*Task description*. Copy every line of the listing exactly.

+++ Extracted data +++

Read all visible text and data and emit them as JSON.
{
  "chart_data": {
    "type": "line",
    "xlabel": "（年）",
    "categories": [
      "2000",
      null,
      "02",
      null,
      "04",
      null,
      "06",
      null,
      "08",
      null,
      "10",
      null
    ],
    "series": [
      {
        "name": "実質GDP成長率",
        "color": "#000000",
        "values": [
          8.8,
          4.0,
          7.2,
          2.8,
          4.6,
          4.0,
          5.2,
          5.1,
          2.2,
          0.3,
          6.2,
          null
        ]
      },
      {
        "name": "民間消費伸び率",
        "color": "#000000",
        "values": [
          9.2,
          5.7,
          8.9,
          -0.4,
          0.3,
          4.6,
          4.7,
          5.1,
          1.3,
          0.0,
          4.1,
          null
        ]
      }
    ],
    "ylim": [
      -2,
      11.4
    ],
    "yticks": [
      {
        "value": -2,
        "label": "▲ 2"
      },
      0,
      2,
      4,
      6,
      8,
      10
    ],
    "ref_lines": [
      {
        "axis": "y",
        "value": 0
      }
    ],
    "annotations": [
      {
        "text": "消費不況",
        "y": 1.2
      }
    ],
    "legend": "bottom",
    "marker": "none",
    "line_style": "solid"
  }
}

+++

*Written response*.
Read all visible text and data and emit them as JSON.
{
  "chart_data": {
    "type": "line",
    "xlabel": "（年）",
    "categories": [
      "2000",
      null,
      "02",
      null,
      "04",
      null,
      "06",
      null,
      "08",
      null,
      "10",
      null
    ],
    "series": [
      {
        "name": "実質GDP成長率",
        "color": "#000000",
        "values": [
          8.8,
          4.0,
          7.2,
          2.8,
          4.6,
          4.0,
          5.2,
          5.1,
          2.2,
          0.3,
          6.2,
          null
        ]
      },
      {
        "name": "民間消費伸び率",
        "color": "#000000",
        "values": [
          9.2,
          5.7,
          8.9,
          -0.4,
          0.3,
          4.6,
          4.7,
          5.1,
          1.3,
          0.0,
          4.1,
          null
        ]
      }
    ],
    "ylim": [
      -2,
      11.4
    ],
    "yticks": [
      {
        "value": -2,
        "label": "▲ 2"
      },
      0,
      2,
      4,
      6,
      8,
      10
    ],
    "ref_lines": [
      {
        "axis": "y",
        "value": 0
      }
    ],
    "annotations": [
      {
        "text": "消費不況",
        "y": 1.2
      }
    ],
    "legend": "bottom",
    "marker": "none",
    "line_style": "solid"
  }
}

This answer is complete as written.